▸ **PARTES DO EXERCÍCIO**:
A – Verifique se cada afirmação abaixo está de acordo com a notícia sobre o descarte de documentos em cartórios. Responda sim ou não e cite entre aspas o trecho da notícia que decide cada caso.
(i) O Provimento nº 50 foi assinado pela corregedora Nancy Andrighi.
(ii) Os cartórios podem descartar documentos sem descaracterizá-los antes.
(iii) A Lei nº 8159/1991 trata da política nacional de arquivos públicos e privados.
B – Segundo a notícia sobre o descarte de documentos em cartórios, em que dia o Provimento nº 50 foi publicado?
C – Escreva a continuação da notícia sobre o descarte de documentos em cartórios, começando logo após a última frase apresentada.

▸ **TEXTO SELECIONADO**:
________
Corregedoria do CNJ institui regra para descarte de documentos em cartórios

Publicado em: 30/09/2015
A Corregedoria Nacional de Justiça instituiu novas regras sobre o período de conservação de documentos nos cartórios extrajudiciais brasileiros. De acordo com o Provimento nº 50 (clique aqui e leia a íntegra), assinado pela corregedora Nancy Andrighi e publicado na última terça-feira (29 de setembro), todos os serviços extrajudiciais deverão adotar a Tabela de Temporalidade de Documentos (clique aqui para acessar à tabela) para efetuar o descarte da documentação.
 
Além da Tabela, os cartórios também deverão levar em consideração a classificação dos documentos em correntes, intermediários e permanentes, bem como os critérios para sua guarda e eliminação conforme a Lei nº 8159/1991, que trata da política nacional de arquivos públicos e privados.
 
O Provimento também estabelece que os serviços extrajudiciais deverão, antes do descarte, descaracterizar todos os documentos, de forma que nenhuma informação possa ser recuperada, sobretudo as indicações de identidade pessoal e as assinaturas.
________
▸ **DADOS FORNECIDOS**:
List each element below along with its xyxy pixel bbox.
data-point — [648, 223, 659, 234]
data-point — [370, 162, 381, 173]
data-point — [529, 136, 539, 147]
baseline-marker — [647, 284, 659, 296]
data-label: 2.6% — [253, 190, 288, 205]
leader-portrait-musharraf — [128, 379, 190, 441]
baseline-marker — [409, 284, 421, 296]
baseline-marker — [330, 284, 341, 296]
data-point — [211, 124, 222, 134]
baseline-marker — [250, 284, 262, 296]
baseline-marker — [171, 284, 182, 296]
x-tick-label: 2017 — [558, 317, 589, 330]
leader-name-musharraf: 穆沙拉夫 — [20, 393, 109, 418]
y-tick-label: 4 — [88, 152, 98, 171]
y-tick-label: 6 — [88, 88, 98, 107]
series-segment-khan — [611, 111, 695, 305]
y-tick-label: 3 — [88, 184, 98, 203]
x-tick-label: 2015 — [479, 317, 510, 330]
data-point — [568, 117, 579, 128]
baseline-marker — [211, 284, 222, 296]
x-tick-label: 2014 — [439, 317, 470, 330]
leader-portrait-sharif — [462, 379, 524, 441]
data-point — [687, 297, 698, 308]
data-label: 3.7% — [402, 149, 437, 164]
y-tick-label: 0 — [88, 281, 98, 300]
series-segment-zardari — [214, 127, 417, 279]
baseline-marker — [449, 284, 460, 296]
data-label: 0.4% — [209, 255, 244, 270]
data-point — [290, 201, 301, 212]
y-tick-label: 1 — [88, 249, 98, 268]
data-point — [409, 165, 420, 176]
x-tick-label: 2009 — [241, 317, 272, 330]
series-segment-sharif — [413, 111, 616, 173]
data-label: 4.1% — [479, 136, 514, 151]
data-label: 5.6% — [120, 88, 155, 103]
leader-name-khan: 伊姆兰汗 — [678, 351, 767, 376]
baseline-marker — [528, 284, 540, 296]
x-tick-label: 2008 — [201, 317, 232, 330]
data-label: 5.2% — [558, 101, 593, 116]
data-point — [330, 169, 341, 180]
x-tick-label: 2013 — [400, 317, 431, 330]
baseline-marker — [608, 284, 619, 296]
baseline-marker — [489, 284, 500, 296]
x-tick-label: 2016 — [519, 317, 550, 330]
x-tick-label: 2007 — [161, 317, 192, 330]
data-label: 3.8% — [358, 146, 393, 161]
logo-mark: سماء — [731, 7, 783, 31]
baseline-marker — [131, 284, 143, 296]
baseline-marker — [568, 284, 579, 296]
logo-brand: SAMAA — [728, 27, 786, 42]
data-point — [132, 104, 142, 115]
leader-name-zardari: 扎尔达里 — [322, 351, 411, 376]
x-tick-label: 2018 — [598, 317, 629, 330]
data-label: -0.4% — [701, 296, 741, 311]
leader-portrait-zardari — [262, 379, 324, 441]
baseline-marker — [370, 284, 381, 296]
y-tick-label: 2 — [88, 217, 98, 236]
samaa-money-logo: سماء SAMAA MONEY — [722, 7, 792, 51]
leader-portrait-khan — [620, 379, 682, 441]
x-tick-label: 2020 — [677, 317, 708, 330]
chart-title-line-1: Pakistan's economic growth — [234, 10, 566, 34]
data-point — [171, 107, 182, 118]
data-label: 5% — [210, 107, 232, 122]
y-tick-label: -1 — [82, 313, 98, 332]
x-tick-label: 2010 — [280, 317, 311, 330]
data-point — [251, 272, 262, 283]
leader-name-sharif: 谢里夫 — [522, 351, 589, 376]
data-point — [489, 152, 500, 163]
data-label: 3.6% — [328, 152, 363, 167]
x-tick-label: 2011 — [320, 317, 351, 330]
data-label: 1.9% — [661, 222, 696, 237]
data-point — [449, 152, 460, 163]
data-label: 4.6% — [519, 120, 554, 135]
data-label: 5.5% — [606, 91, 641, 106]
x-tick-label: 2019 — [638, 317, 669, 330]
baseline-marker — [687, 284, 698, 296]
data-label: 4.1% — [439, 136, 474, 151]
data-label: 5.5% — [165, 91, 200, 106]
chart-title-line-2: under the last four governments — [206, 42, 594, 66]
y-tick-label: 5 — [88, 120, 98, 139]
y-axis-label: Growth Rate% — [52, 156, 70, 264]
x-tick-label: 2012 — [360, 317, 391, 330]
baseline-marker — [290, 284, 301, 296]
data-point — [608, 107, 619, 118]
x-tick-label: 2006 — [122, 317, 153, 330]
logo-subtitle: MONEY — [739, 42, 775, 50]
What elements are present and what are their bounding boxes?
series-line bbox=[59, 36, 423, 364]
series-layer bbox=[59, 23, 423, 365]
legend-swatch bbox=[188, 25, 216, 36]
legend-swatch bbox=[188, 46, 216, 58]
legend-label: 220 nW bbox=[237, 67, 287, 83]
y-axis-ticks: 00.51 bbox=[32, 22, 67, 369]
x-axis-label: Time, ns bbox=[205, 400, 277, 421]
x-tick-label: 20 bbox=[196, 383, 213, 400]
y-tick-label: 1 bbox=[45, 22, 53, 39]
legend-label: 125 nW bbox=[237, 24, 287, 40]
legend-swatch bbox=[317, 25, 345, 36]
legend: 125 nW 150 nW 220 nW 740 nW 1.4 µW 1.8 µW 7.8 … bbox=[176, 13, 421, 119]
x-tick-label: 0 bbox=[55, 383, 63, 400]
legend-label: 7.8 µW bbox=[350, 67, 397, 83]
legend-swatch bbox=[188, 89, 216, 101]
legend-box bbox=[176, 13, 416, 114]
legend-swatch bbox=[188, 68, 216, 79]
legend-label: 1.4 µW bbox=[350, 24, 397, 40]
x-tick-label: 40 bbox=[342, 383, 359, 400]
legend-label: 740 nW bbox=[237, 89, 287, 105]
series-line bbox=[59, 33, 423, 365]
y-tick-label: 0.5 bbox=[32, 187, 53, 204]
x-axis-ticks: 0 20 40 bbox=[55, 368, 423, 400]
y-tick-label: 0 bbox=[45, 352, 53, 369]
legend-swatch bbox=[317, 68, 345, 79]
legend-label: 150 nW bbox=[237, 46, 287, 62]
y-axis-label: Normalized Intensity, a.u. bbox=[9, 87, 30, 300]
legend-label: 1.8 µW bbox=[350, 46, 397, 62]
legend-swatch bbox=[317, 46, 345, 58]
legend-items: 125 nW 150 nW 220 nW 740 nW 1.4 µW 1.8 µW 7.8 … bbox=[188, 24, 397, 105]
________
▸ **RESPOSTAS DA ATIVIDADE**:
A –
(i) Sim: "assinado pela corregedora Nancy Andrighi".
(ii) Não: "deverão, antes do descarte, descaracterizar todos os documentos".
(iii) Sim: "Lei nº 8159/1991, que trata da política nacional de arquivos públicos e privados".

B – Na terça-feira, 29 de setembro.

C –
De acordo com a corregedora Nancy Andrighi, a medida é inspirada em iniciativa semelhante e bem sucedida adotada no Tribunal de Justiça do Rio de Janeiro. A determinação, além disso, visa à racionalização de recursos, tempo e esforços.
 
“Eram necessárias regras claras para os serviços extrajudiciais de todo o país gerenciarem seus arquivos de uma forma mais racional, mas sem prejudicar o cidadão. Existem cartórios que têm despesas enormes com o aluguel de depósitos para manter a documentação. Isso não tem mais sentido, sobretudo num momento de dificuldades econômicas como o que enfrentamos”, avaliou a corregedora do Conselho Nacional de Justiça (CNJ).
 
A medida já está em vigor e deverá ser cumprida por tabeliães e registradores públicos responsáveis pela conservação de livros, fichas, documentos, papéis, microfilmes e sistemas computadorizados nos Cartórios de Notas, Protestos de Letras e Títulos; Registros de Imóveis; Registros Civis de Pessoas Naturais; Registros Civis de Pessoas Jurídicas; e Registros de Títulos e Documentos.